-- START OF PROVIDED RECORDS --
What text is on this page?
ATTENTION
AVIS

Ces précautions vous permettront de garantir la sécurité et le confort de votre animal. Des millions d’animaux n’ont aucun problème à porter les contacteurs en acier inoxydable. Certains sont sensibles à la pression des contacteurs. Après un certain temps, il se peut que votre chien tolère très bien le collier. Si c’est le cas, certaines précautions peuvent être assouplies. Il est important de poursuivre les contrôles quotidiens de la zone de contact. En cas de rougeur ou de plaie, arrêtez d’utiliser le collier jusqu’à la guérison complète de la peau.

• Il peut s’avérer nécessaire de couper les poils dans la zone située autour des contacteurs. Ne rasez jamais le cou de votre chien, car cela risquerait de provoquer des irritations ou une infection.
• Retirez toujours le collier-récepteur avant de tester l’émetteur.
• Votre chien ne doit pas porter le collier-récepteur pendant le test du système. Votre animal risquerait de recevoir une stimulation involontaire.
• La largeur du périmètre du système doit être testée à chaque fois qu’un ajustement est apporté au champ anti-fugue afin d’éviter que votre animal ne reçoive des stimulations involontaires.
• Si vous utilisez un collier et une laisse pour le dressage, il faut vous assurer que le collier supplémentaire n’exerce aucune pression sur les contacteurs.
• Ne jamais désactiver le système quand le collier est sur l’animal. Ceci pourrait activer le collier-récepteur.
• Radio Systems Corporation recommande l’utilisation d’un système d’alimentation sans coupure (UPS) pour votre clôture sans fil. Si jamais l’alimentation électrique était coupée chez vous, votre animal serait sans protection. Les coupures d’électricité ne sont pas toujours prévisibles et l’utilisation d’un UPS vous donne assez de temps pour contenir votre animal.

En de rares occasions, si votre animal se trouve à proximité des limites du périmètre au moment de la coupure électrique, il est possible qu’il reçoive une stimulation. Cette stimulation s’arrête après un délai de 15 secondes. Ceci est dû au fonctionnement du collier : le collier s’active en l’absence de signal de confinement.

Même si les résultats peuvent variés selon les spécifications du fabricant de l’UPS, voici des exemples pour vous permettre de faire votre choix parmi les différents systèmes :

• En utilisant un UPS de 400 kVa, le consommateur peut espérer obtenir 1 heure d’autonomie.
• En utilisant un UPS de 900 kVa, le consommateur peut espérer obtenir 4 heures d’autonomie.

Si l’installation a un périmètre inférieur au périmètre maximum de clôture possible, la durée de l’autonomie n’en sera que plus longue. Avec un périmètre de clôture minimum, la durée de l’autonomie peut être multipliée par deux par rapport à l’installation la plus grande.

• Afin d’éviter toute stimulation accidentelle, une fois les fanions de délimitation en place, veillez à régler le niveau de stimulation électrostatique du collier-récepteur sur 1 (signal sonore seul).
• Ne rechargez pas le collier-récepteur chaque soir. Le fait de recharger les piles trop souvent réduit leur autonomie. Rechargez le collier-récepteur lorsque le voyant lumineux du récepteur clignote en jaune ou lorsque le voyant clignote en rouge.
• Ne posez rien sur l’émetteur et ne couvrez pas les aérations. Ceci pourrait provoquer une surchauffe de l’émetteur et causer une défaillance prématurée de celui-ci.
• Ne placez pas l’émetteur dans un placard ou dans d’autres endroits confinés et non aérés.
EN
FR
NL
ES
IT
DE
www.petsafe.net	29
-- END OF PROVIDED RECORDS --
-- START OF PROVIDED RECORDS --
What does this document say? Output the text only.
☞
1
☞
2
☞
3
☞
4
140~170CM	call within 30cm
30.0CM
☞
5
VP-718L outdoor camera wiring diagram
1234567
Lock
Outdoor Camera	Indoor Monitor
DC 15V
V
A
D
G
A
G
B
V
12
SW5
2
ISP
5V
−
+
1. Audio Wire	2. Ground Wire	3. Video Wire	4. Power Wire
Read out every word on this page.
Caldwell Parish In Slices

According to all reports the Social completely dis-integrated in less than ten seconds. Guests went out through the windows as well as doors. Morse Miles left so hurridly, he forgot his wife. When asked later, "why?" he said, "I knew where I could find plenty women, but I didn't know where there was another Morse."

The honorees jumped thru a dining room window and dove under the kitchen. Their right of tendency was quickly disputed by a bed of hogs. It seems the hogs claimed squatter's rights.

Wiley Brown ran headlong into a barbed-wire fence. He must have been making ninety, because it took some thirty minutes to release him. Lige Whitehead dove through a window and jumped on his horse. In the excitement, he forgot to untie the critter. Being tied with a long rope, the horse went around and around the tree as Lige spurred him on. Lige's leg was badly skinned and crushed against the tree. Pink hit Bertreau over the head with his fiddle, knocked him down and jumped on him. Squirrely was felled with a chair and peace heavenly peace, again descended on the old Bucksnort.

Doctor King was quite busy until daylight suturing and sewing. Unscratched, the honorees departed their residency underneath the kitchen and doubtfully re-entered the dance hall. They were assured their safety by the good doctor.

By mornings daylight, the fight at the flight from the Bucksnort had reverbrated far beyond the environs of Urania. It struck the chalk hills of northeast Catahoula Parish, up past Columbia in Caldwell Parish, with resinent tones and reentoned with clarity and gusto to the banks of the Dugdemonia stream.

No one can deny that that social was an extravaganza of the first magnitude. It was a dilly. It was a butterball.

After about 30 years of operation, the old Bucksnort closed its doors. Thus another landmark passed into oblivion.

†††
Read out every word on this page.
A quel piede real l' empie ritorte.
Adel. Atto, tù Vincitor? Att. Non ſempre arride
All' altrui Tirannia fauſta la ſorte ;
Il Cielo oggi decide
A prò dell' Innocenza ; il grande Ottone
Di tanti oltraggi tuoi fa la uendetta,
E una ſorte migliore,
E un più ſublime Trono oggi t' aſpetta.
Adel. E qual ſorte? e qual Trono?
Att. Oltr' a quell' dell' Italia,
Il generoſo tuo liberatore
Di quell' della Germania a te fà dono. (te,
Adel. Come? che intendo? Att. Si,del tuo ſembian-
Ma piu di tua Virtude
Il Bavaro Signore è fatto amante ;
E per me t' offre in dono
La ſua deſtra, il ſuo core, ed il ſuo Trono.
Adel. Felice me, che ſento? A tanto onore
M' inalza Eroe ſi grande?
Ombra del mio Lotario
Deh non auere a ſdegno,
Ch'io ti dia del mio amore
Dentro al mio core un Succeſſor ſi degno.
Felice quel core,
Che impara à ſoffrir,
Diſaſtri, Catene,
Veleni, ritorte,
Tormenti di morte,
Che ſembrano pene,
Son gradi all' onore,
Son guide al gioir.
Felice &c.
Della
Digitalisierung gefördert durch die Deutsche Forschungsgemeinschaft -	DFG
-- END OF PROVIDED RECORDS --
-- START OF PROVIDED RECORDS --
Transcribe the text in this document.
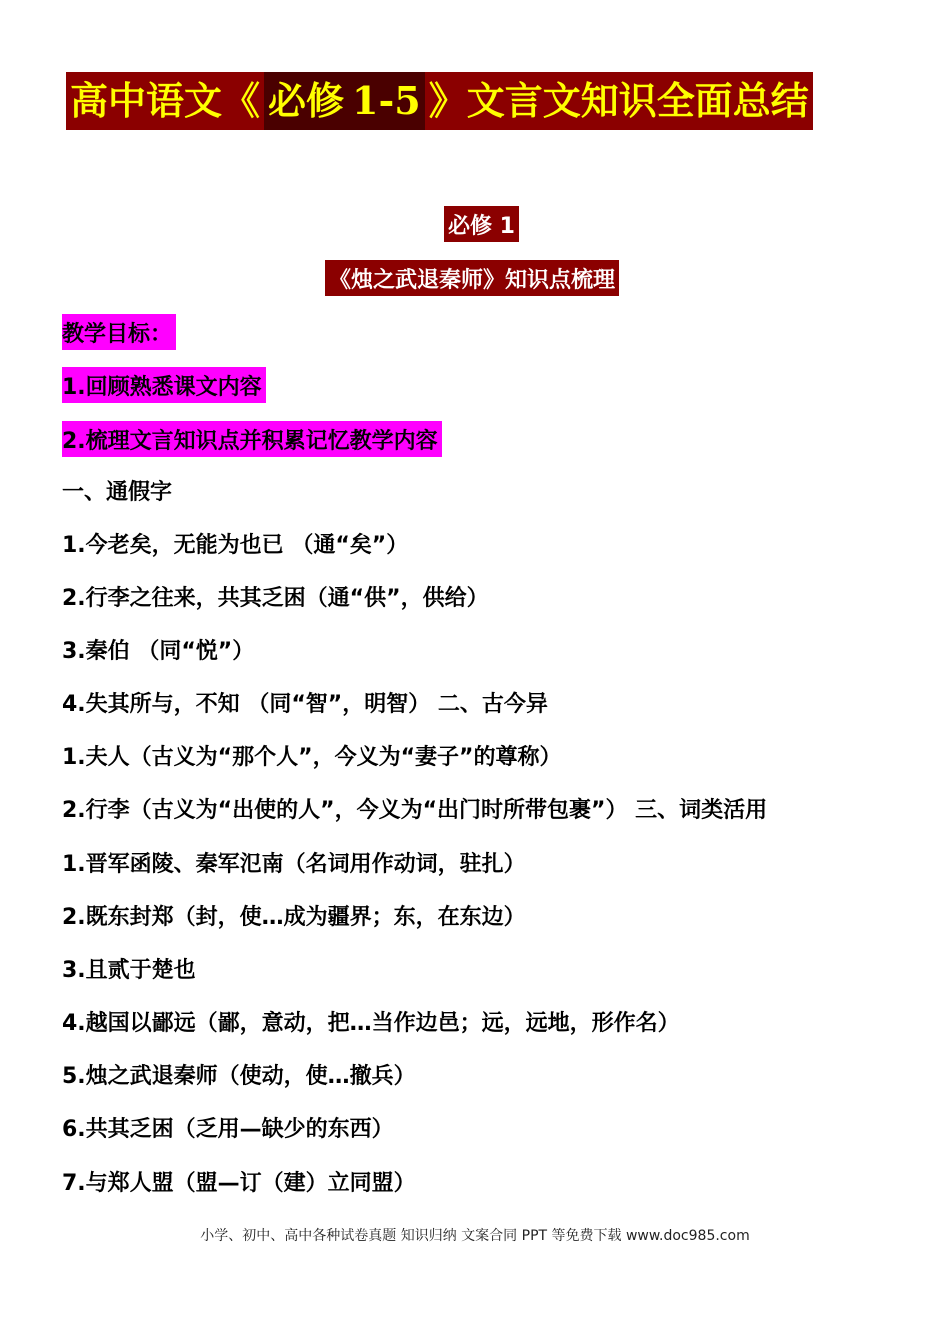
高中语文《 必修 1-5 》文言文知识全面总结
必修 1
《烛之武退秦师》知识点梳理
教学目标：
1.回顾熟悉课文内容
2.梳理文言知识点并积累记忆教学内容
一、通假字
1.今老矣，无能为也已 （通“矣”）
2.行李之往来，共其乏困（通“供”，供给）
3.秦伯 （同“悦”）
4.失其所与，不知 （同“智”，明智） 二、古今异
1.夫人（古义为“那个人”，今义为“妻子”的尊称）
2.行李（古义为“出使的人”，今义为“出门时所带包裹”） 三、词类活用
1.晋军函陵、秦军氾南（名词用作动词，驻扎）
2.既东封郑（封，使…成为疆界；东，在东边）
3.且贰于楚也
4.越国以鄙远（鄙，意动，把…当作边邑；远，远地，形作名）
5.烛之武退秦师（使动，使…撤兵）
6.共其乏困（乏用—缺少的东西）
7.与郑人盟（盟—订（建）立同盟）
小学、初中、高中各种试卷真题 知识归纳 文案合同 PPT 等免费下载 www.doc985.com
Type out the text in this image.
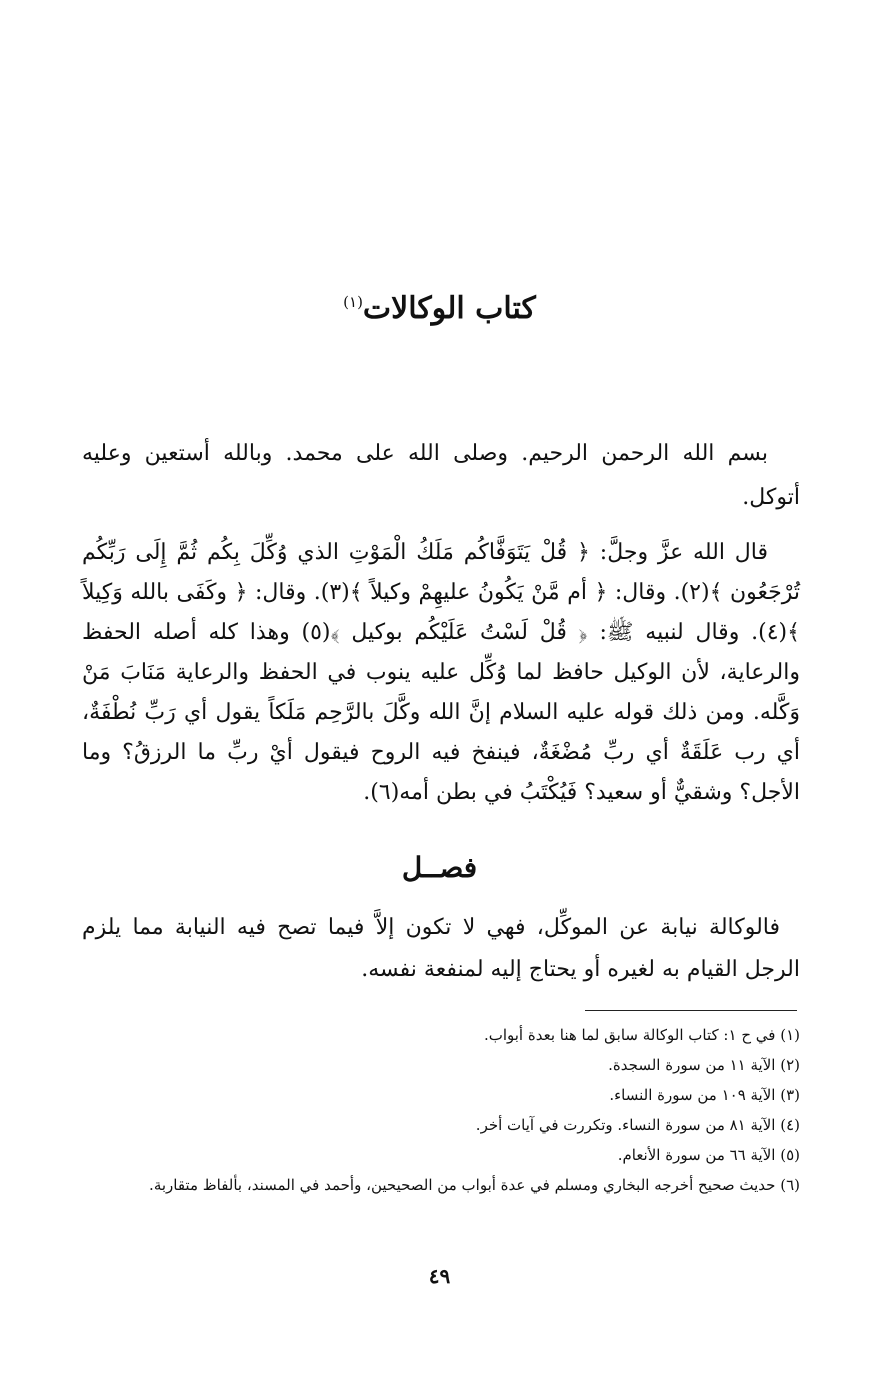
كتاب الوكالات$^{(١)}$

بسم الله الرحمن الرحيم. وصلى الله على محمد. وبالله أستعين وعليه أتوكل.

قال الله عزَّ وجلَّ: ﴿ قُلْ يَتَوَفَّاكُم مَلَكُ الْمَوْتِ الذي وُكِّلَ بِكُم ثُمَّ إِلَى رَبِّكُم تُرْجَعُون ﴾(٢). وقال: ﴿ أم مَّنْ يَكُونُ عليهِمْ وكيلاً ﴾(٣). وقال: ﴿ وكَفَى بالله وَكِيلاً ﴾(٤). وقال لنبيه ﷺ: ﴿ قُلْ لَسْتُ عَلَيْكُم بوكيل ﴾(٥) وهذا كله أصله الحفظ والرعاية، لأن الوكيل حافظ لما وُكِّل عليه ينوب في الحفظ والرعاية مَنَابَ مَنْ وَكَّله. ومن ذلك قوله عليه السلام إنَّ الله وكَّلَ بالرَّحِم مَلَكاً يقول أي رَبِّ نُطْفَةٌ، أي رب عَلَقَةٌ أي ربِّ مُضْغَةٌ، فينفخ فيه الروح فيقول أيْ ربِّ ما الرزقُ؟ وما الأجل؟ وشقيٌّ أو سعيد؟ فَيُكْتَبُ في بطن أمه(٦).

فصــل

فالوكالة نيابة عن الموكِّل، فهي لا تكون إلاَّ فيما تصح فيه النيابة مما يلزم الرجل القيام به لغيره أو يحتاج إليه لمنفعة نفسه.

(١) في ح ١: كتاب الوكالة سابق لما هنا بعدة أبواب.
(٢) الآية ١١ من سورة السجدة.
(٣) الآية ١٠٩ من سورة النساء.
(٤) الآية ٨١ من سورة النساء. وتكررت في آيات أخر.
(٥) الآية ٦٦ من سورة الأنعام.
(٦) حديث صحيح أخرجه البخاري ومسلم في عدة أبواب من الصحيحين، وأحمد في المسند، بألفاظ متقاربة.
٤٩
-- END OF PROVIDED RECORDS --
WORK TO DO:
Looking at the data above, how many lines hold the word "core"? Respond with the number alone.

CORRECT ANSWER:
3